__Written problem__: Extend the November review roundup of notable design books of 2013, printed below, by writing what follows its last listed book.

__Source text__:

10 Notable Design Books of 2013: November ReviewsNovember 7, 2013
Our November reviews highlight the design of an ancient hanging garden, some of the world’s most spectacular opera houses, the lost art of architectural drawing drawing by hand, and a guide to the iconic figures of graphic design. We also look at new books on architects Louis Kahn and Lina Bo Bardi.
Notable Design Books of 2013 have been selected by members of our Book Board. You can also view the complete list of Notable Design Books of 2013, in our signature grid format.
- 100 Years of Architectural Drawing By Neil Bingham (Laurence King)
- City of Ambition By Mason B. Williams (W. W. Norton)
- Common Pavilions By Diener & Diener Architects, with Gabriele Basilico (Scheidegger & Spiess)
- Graphic Icons By John Clifford (Peachpit Press)
- The Houses of Louis Kahn By George H. Marcus and William Whitaker (Yale University Press)
- Lina Bo Bardi By Zeuler R. M. de A. Lima; foreword by Barry Bergdoll
- Ministry of Highways By Joanna Warsza, editor (Sternberg Press, Other Space Foundation, and Casco)
- The Most Beautiful Opera Houses in the World Photographs by Guillaume de Laubier; text by Antoine Pecqueur (Abrams)
- The Mystery of the Hanging Garden of Babylon By Stephanie Dalley (Oxford University Press)
- Wunderkammer By Tod Williams and Billie Tsien (Yale University Press)

__Provided information__:

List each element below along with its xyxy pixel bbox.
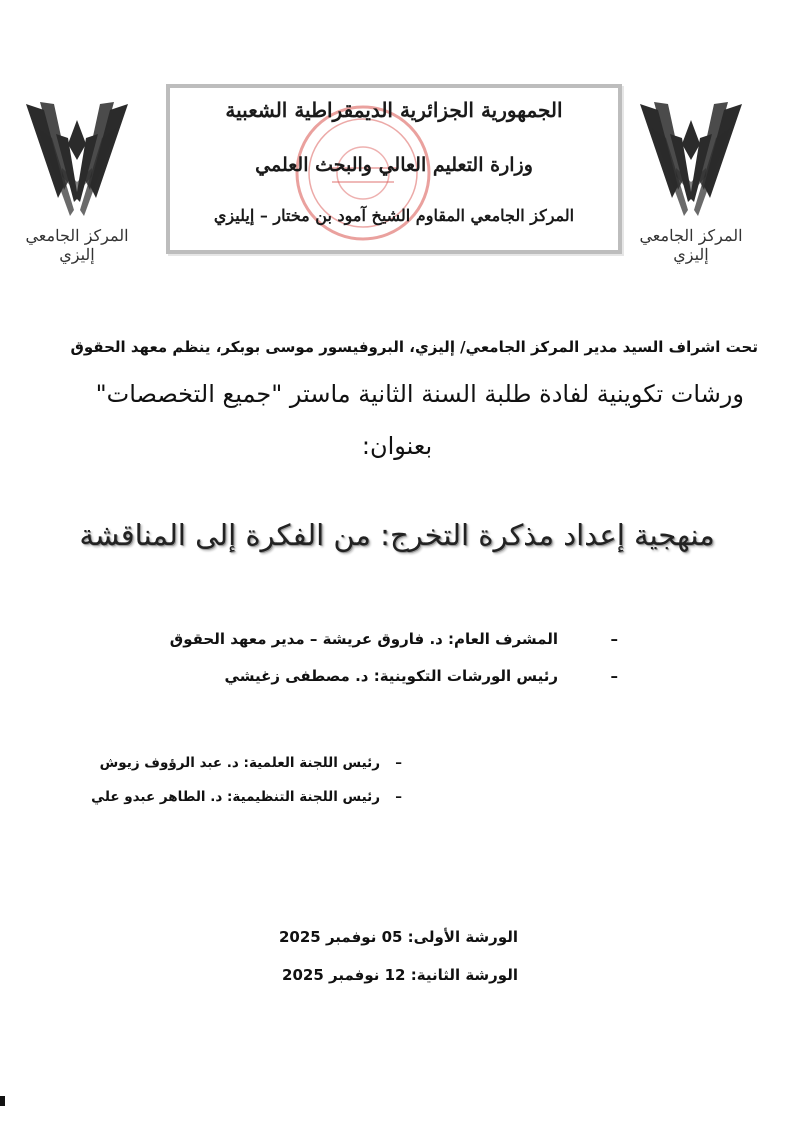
list-dash: – — [610, 629, 618, 648]
list-item — [91, 780, 402, 814]
main-title: منهجية إعداد مذكرة التخرج: من الفكرة إلى المناقشة — [79, 518, 715, 552]
scan-corner-mark — [0, 1096, 5, 1106]
scientific-committee-head: رئيس اللجنة العلمية: د. عبد الرؤوف زيوش — [99, 755, 380, 771]
list-item — [170, 620, 618, 657]
workshop-dates — [279, 928, 518, 1004]
list-dash: – — [395, 789, 402, 805]
logo-caption: المركز الجامعي إليزي — [639, 226, 743, 264]
workshops-heading: ورشات تكوينية لفادة طلبة السنة الثانية ماستر "جميع التخصصات" — [95, 380, 744, 408]
logo-emblem-icon — [632, 98, 750, 228]
university-logo-left — [18, 98, 136, 264]
list-dash: – — [610, 666, 618, 685]
list-dash: – — [395, 755, 402, 771]
logo-emblem-icon — [18, 98, 136, 228]
second-workshop-date: الورشة الثانية: 12 نوفمبر 2025 — [282, 966, 518, 984]
header-frame — [166, 84, 622, 254]
committees-list — [91, 746, 402, 814]
workshops-head: رئيس الورشات التكوينية: د. مصطفى زغيشي — [224, 666, 558, 685]
header-ministry: وزارة التعليم العالي والبحث العلمي — [255, 154, 533, 176]
title-label: بعنوان: — [361, 432, 433, 460]
list-item — [91, 746, 402, 780]
supervisor-general: المشرف العام: د. فاروق عريشة – مدير معهد الحقوق — [169, 629, 558, 648]
list-item — [170, 657, 618, 694]
supervisors-list — [170, 620, 618, 694]
organizing-committee-head: رئيس اللجنة التنظيمية: د. الطاهر عبدو علي — [91, 789, 380, 805]
first-workshop-date: الورشة الأولى: 05 نوفمبر 2025 — [279, 928, 518, 946]
header-university: المركز الجامعي المقاوم الشيخ آمود بن مختار – إيليزي — [213, 206, 575, 225]
university-logo-right — [632, 98, 750, 264]
intro-text: تحت اشراف السيد مدير المركز الجامعي/ إليزي، البروفيسور موسى بوبكر، ينظم معهد الحقوق — [70, 338, 758, 356]
header-republic: الجمهورية الجزائرية الديمقراطية الشعبية — [225, 98, 563, 122]
logo-caption: المركز الجامعي إليزي — [25, 226, 129, 264]
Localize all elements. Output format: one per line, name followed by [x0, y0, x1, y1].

__Task output__:
|100 Years of Architectural Drawing: 1900–2000, by Neil Bingham, 2013 (Laurence King Publishing)|
I had a conversation with the CEO of a major architectural software company recently. When I shared with him how much contemporary renderings made me miss old-fashioned architectural drawings, he agreed—but told me we were both getting old and were just being nostalgic. Hogwash. I’ll have to show him the new book 100 Years of Architectural Drawing: 1900–2000 and see if he continues to defend the often lifeless computer versions that are now the norm.
100 Years of Architectural Drawing is, to use an over-used but completely apt descriptor here, an absolute gem. It embraces the most eclectic and wildly international assortment of practitioners and projects—not just the usual suspects. So while you’ll see Schindler, Pelli, and Rodchenko, you’ll also see a stunning hydroelectric plant by Piero Portaluppi, a sort of biomorphic-meets-streamline designed cafeteria by Henri Mouette and Pierre Sziekely, and a Dubai-worthy pink ziggurat created by Henri Sauvage. Everything is good in here, much of it unfamiliar to American audiences. Looking at the red-capped rowers in Sigurd Lewerentz’s elegant gouache of a rowers and their boathouse in comparison to a recent rendering of a local landscape architecture project made me wince, the former so immersive and lovely, the latter, so sterile and unconvincing. But the book isn’t just about pretty pictures. It’s lovingly curated and intelligently researched by Neil Bingham of the Royal Academy of Arts in London (who wrote the series of five historical essays on major periods of architectural drawing that organize the book).
This book (and my review) in the end, isn’t a clarion call against a new technology (CAD, parametricism, et al.) but an inspiration, an expression of how much more is possible.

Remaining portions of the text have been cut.